== Task input ==

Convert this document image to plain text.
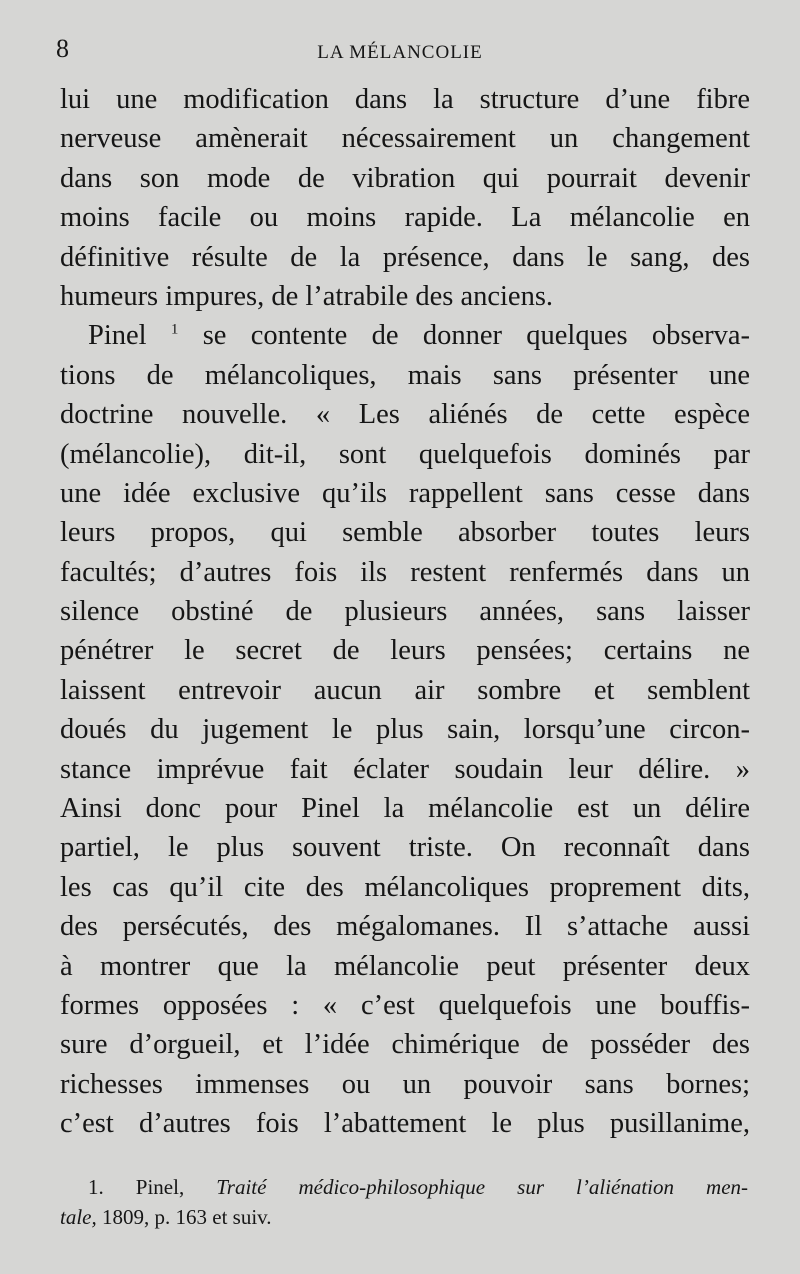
8	LA MÉLANCOLIE
lui une modification dans la structure d’une fibre
nerveuse amènerait nécessairement un changement
dans son mode de vibration qui pourrait devenir
moins facile ou moins rapide. La mélancolie en
définitive résulte de la présence, dans le sang, des
humeurs impures, de l’atrabile des anciens.
Pinel $^1$ se contente de donner quelques observa-
tions de mélancoliques, mais sans présenter une
doctrine nouvelle. « Les aliénés de cette espèce
(mélancolie), dit-il, sont quelquefois dominés par
une idée exclusive qu’ils rappellent sans cesse dans
leurs propos, qui semble absorber toutes leurs
facultés; d’autres fois ils restent renfermés dans un
silence obstiné de plusieurs années, sans laisser
pénétrer le secret de leurs pensées; certains ne
laissent entrevoir aucun air sombre et semblent
doués du jugement le plus sain, lorsqu’une circon-
stance imprévue fait éclater soudain leur délire. »
Ainsi donc pour Pinel la mélancolie est un délire
partiel, le plus souvent triste. On reconnaît dans
les cas qu’il cite des mélancoliques proprement dits,
des persécutés, des mégalomanes. Il s’attache aussi
à montrer que la mélancolie peut présenter deux
formes opposées : « c’est quelquefois une bouffis-
sure d’orgueil, et l’idée chimérique de posséder des
richesses immenses ou un pouvoir sans bornes;
c’est d’autres fois l’abattement le plus pusillanime,
1. Pinel, Traité médico-philosophique sur l’aliénation men-
tale, 1809, p. 163 et suiv.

===

Set task - Omitting all images, print the listing exactly.

Answer to the task -
Convert this document image to plain text.
8	LA MÉLANCOLIE
lui une modification dans la structure d’une fibre
nerveuse amènerait nécessairement un changement
dans son mode de vibration qui pourrait devenir
moins facile ou moins rapide. La mélancolie en
définitive résulte de la présence, dans le sang, des
humeurs impures, de l’atrabile des anciens.
Pinel $^1$ se contente de donner quelques observa-
tions de mélancoliques, mais sans présenter une
doctrine nouvelle. « Les aliénés de cette espèce
(mélancolie), dit-il, sont quelquefois dominés par
une idée exclusive qu’ils rappellent sans cesse dans
leurs propos, qui semble absorber toutes leurs
facultés; d’autres fois ils restent renfermés dans un
silence obstiné de plusieurs années, sans laisser
pénétrer le secret de leurs pensées; certains ne
laissent entrevoir aucun air sombre et semblent
doués du jugement le plus sain, lorsqu’une circon-
stance imprévue fait éclater soudain leur délire. »
Ainsi donc pour Pinel la mélancolie est un délire
partiel, le plus souvent triste. On reconnaît dans
les cas qu’il cite des mélancoliques proprement dits,
des persécutés, des mégalomanes. Il s’attache aussi
à montrer que la mélancolie peut présenter deux
formes opposées : « c’est quelquefois une bouffis-
sure d’orgueil, et l’idée chimérique de posséder des
richesses immenses ou un pouvoir sans bornes;
c’est d’autres fois l’abattement le plus pusillanime,
1. Pinel, Traité médico-philosophique sur l’aliénation men-
tale, 1809, p. 163 et suiv.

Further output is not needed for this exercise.